## Task instructions
Repeat each record exactly. Any picture gets left out.

------------------------------

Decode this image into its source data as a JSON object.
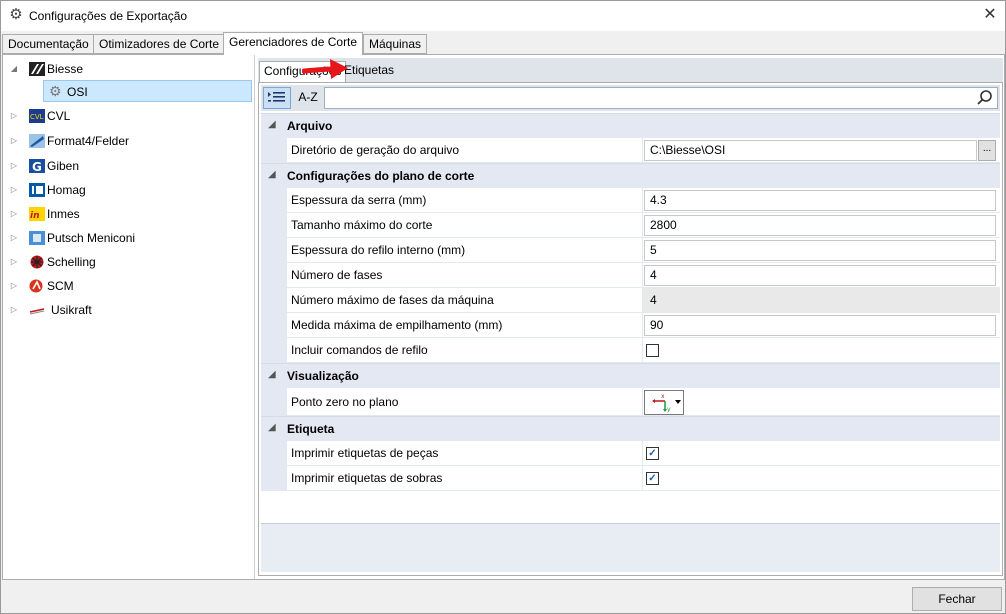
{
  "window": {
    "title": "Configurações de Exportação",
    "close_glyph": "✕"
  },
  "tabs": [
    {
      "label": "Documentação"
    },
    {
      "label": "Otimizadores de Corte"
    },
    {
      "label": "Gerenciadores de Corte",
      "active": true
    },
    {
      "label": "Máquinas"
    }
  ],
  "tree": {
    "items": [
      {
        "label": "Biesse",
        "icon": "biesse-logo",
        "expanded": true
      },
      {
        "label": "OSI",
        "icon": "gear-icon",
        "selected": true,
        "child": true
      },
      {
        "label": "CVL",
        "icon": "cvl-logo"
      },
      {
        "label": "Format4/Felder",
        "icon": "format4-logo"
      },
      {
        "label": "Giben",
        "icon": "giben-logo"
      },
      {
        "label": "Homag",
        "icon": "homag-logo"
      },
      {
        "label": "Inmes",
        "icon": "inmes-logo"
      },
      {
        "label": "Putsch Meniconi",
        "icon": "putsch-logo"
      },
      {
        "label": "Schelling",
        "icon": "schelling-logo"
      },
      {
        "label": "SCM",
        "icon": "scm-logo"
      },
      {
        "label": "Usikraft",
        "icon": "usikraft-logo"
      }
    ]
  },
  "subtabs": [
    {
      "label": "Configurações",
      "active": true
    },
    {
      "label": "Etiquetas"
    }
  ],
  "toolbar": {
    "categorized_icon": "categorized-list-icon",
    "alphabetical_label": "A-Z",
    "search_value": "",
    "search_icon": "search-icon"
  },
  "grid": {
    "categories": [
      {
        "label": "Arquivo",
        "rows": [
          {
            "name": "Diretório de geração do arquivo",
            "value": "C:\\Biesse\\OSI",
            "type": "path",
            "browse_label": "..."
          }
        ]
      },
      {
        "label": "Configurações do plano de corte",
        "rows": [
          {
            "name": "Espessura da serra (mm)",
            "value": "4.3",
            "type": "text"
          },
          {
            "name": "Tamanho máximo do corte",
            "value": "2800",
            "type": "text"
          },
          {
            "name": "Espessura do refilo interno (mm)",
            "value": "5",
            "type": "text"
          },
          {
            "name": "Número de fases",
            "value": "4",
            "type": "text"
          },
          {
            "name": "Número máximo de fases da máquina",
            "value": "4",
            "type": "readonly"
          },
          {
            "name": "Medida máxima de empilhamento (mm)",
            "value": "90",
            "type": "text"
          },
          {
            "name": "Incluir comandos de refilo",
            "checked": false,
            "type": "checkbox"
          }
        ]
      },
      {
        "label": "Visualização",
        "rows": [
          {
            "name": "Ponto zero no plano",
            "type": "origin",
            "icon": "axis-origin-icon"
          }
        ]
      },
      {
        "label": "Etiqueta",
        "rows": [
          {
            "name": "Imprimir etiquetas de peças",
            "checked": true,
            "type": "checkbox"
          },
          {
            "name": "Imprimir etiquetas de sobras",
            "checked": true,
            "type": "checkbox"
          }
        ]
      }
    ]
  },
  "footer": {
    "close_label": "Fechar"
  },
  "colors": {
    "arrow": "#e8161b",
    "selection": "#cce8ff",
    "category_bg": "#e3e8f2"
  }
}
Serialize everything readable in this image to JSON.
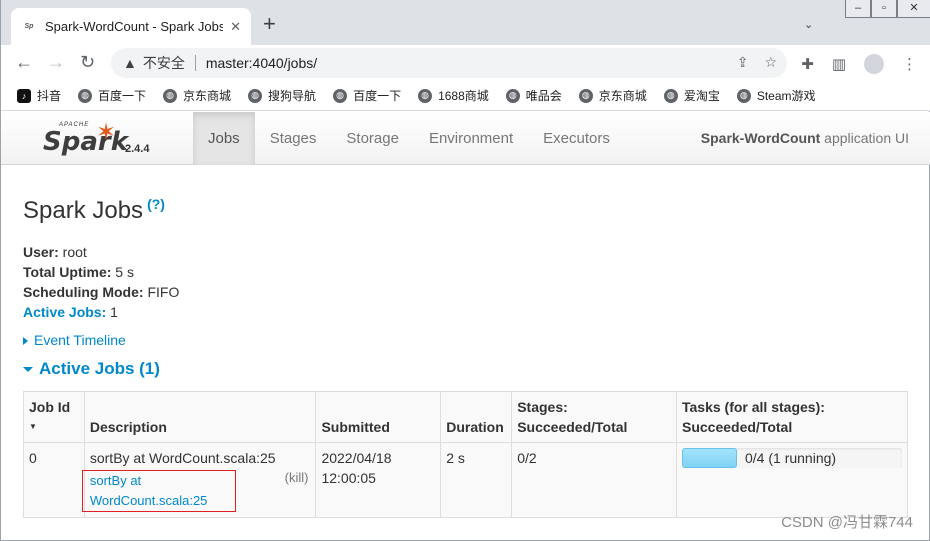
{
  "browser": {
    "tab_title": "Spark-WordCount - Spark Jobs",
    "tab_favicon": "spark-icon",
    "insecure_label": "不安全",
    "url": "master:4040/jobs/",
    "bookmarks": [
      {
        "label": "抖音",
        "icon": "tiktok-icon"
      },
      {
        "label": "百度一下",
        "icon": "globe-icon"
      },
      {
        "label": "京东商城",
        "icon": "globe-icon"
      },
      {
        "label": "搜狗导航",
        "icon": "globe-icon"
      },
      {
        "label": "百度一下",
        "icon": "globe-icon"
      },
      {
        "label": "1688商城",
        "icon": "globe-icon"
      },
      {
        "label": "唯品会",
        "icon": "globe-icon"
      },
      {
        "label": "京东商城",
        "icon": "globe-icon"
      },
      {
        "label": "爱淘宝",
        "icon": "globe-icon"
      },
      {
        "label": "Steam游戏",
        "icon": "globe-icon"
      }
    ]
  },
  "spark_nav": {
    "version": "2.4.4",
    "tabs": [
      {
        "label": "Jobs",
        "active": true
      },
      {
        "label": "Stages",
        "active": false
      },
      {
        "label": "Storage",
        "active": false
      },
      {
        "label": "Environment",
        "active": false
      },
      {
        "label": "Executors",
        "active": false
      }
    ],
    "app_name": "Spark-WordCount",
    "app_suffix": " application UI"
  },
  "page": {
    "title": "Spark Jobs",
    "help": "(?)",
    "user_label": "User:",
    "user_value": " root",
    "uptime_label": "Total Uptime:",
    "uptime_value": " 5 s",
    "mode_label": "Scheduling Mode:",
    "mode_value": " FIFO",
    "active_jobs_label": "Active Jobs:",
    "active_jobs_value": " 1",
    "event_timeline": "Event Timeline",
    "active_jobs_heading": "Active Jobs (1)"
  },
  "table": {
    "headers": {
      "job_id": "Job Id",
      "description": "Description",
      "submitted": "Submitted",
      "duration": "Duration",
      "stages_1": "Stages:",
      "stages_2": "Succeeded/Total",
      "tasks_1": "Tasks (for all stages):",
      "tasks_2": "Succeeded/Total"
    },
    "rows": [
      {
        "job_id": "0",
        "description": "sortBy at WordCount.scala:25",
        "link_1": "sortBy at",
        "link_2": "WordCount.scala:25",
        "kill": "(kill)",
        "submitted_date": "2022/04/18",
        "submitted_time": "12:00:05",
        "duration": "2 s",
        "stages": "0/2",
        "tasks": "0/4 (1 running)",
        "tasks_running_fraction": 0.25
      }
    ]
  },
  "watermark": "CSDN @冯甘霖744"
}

------------------------------

## Solution for this problem
Decode this image into its source data as a JSON object.
{
  "window": {
    "title": "Configurações de Exportação",
    "close_glyph": "✕"
  },
  "tabs": [
    {
      "label": "Documentação"
    },
    {
      "label": "Otimizadores de Corte"
    },
    {
      "label": "Gerenciadores de Corte",
      "active": true
    },
    {
      "label": "Máquinas"
    }
  ],
  "tree": {
    "items": [
      {
        "label": "Biesse",
        "icon": "biesse-logo",
        "expanded": true
      },
      {
        "label": "OSI",
        "icon": "gear-icon",
        "selected": true,
        "child": true
      },
      {
        "label": "CVL",
        "icon": "cvl-logo"
      },
      {
        "label": "Format4/Felder",
        "icon": "format4-logo"
      },
      {
        "label": "Giben",
        "icon": "giben-logo"
      },
      {
        "label": "Homag",
        "icon": "homag-logo"
      },
      {
        "label": "Inmes",
        "icon": "inmes-logo"
      },
      {
        "label": "Putsch Meniconi",
        "icon": "putsch-logo"
      },
      {
        "label": "Schelling",
        "icon": "schelling-logo"
      },
      {
        "label": "SCM",
        "icon": "scm-logo"
      },
      {
        "label": "Usikraft",
        "icon": "usikraft-logo"
      }
    ]
  },
  "subtabs": [
    {
      "label": "Configurações",
      "active": true
    },
    {
      "label": "Etiquetas"
    }
  ],
  "toolbar": {
    "categorized_icon": "categorized-list-icon",
    "alphabetical_label": "A-Z",
    "search_value": "",
    "search_icon": "search-icon"
  },
  "grid": {
    "categories": [
      {
        "label": "Arquivo",
        "rows": [
          {
            "name": "Diretório de geração do arquivo",
            "value": "C:\\Biesse\\OSI",
            "type": "path",
            "browse_label": "..."
          }
        ]
      },
      {
        "label": "Configurações do plano de corte",
        "rows": [
          {
            "name": "Espessura da serra (mm)",
            "value": "4.3",
            "type": "text"
          },
          {
            "name": "Tamanho máximo do corte",
            "value": "2800",
            "type": "text"
          },
          {
            "name": "Espessura do refilo interno (mm)",
            "value": "5",
            "type": "text"
          },
          {
            "name": "Número de fases",
            "value": "4",
            "type": "text"
          },
          {
            "name": "Número máximo de fases da máquina",
            "value": "4",
            "type": "readonly"
          },
          {
            "name": "Medida máxima de empilhamento (mm)",
            "value": "90",
            "type": "text"
          },
          {
            "name": "Incluir comandos de refilo",
            "checked": false,
            "type": "checkbox"
          }
        ]
      },
      {
        "label": "Visualização",
        "rows": [
          {
            "name": "Ponto zero no plano",
            "type": "origin",
            "icon": "axis-origin-icon"
          }
        ]
      },
      {
        "label": "Etiqueta",
        "rows": [
          {
            "name": "Imprimir etiquetas de peças",
            "checked": true,
            "type": "checkbox"
          },
          {
            "name": "Imprimir etiquetas de sobras",
            "checked": true,
            "type": "checkbox"
          }
        ]
      }
    ]
  },
  "footer": {
    "close_label": "Fechar"
  },
  "colors": {
    "arrow": "#e8161b",
    "selection": "#cce8ff",
    "category_bg": "#e3e8f2"
  }
}
Serialize everything readable in this image to JSON.
{
  "browser": {
    "tab_title": "Spark-WordCount - Spark Jobs",
    "tab_favicon": "spark-icon",
    "insecure_label": "不安全",
    "url": "master:4040/jobs/",
    "bookmarks": [
      {
        "label": "抖音",
        "icon": "tiktok-icon"
      },
      {
        "label": "百度一下",
        "icon": "globe-icon"
      },
      {
        "label": "京东商城",
        "icon": "globe-icon"
      },
      {
        "label": "搜狗导航",
        "icon": "globe-icon"
      },
      {
        "label": "百度一下",
        "icon": "globe-icon"
      },
      {
        "label": "1688商城",
        "icon": "globe-icon"
      },
      {
        "label": "唯品会",
        "icon": "globe-icon"
      },
      {
        "label": "京东商城",
        "icon": "globe-icon"
      },
      {
        "label": "爱淘宝",
        "icon": "globe-icon"
      },
      {
        "label": "Steam游戏",
        "icon": "globe-icon"
      }
    ]
  },
  "spark_nav": {
    "version": "2.4.4",
    "tabs": [
      {
        "label": "Jobs",
        "active": true
      },
      {
        "label": "Stages",
        "active": false
      },
      {
        "label": "Storage",
        "active": false
      },
      {
        "label": "Environment",
        "active": false
      },
      {
        "label": "Executors",
        "active": false
      }
    ],
    "app_name": "Spark-WordCount",
    "app_suffix": " application UI"
  },
  "page": {
    "title": "Spark Jobs",
    "help": "(?)",
    "user_label": "User:",
    "user_value": " root",
    "uptime_label": "Total Uptime:",
    "uptime_value": " 5 s",
    "mode_label": "Scheduling Mode:",
    "mode_value": " FIFO",
    "active_jobs_label": "Active Jobs:",
    "active_jobs_value": " 1",
    "event_timeline": "Event Timeline",
    "active_jobs_heading": "Active Jobs (1)"
  },
  "table": {
    "headers": {
      "job_id": "Job Id",
      "description": "Description",
      "submitted": "Submitted",
      "duration": "Duration",
      "stages_1": "Stages:",
      "stages_2": "Succeeded/Total",
      "tasks_1": "Tasks (for all stages):",
      "tasks_2": "Succeeded/Total"
    },
    "rows": [
      {
        "job_id": "0",
        "description": "sortBy at WordCount.scala:25",
        "link_1": "sortBy at",
        "link_2": "WordCount.scala:25",
        "kill": "(kill)",
        "submitted_date": "2022/04/18",
        "submitted_time": "12:00:05",
        "duration": "2 s",
        "stages": "0/2",
        "tasks": "0/4 (1 running)",
        "tasks_running_fraction": 0.25
      }
    ]
  },
  "watermark": "CSDN @冯甘霖744"
}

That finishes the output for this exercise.